The input:
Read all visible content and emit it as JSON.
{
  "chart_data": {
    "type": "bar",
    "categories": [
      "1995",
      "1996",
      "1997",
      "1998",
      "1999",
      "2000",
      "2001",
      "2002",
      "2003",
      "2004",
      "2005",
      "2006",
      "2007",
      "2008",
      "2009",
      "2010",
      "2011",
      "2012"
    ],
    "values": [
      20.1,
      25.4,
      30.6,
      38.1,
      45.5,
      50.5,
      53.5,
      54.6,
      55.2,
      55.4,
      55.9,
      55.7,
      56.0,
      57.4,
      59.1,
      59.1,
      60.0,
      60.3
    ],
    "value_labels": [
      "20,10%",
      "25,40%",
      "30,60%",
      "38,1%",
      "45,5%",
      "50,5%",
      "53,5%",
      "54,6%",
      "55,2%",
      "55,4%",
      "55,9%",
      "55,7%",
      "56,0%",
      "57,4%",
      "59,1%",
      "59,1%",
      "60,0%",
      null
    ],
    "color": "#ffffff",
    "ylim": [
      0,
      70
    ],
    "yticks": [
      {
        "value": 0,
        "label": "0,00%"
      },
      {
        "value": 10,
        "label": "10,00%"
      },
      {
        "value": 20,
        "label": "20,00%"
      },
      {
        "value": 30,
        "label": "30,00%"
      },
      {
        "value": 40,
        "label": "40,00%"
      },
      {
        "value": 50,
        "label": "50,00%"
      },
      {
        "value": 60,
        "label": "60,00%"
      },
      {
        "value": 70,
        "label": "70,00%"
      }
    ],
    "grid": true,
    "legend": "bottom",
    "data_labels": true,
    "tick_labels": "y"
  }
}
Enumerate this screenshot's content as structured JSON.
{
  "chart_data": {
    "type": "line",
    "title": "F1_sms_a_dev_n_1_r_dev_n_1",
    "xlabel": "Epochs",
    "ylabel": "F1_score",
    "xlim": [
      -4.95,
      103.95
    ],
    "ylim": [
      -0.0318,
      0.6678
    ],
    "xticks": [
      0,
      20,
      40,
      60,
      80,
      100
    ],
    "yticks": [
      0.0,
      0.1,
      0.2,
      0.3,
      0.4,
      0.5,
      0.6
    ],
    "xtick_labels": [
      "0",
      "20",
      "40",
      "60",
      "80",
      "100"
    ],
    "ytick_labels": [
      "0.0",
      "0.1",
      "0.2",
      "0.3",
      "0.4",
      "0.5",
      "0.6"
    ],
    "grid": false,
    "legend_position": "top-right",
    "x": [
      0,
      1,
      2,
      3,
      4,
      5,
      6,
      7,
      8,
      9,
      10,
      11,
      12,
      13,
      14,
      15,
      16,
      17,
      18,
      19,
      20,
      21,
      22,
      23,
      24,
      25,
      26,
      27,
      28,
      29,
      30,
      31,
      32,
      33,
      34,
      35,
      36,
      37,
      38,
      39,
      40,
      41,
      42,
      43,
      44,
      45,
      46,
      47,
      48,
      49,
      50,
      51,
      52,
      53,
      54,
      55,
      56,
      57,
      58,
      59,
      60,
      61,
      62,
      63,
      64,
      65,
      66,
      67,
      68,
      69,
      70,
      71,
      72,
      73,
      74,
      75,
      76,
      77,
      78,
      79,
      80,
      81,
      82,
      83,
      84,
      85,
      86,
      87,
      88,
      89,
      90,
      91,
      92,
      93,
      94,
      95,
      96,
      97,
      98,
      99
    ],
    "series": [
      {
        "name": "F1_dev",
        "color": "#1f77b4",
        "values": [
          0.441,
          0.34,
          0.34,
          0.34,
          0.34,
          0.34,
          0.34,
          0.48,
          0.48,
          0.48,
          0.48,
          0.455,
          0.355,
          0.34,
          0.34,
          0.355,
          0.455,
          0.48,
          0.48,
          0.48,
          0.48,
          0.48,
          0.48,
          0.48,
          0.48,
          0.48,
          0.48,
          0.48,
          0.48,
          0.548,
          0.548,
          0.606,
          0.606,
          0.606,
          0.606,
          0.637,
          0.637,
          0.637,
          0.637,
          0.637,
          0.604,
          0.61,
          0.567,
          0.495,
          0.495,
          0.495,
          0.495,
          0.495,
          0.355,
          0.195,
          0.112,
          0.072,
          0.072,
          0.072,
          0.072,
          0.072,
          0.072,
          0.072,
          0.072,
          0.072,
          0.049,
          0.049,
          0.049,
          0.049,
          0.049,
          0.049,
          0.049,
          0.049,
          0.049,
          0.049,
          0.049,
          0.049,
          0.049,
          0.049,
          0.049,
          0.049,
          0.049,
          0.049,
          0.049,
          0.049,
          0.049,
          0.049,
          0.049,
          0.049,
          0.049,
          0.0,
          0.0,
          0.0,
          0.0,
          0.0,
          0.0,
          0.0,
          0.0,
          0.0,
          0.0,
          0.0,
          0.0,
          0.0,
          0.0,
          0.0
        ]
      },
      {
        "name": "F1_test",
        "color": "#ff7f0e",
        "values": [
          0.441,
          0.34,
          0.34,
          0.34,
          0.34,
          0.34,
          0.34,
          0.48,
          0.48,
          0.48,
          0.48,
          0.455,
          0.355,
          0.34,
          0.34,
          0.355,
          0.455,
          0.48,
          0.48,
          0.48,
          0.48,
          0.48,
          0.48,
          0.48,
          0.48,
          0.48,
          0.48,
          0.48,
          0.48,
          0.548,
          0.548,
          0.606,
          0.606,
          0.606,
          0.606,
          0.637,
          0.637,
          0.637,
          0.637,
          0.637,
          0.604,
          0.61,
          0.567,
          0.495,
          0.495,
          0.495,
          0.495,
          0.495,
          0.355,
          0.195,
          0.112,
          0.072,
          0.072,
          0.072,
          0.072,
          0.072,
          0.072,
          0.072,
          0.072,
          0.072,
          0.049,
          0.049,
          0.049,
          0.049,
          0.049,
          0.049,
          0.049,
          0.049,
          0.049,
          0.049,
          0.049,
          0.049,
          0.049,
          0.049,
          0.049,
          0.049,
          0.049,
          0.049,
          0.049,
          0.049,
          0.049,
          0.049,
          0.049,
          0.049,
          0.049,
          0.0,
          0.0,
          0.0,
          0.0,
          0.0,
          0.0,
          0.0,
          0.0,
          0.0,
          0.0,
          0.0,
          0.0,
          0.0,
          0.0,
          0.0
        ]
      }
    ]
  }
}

What you need to do: Select and copy every line of the material that holds the string "color".

Result for this task:
    "color": "#ffffff",
        "color": "#1f77b4",
        "color": "#ff7f0e",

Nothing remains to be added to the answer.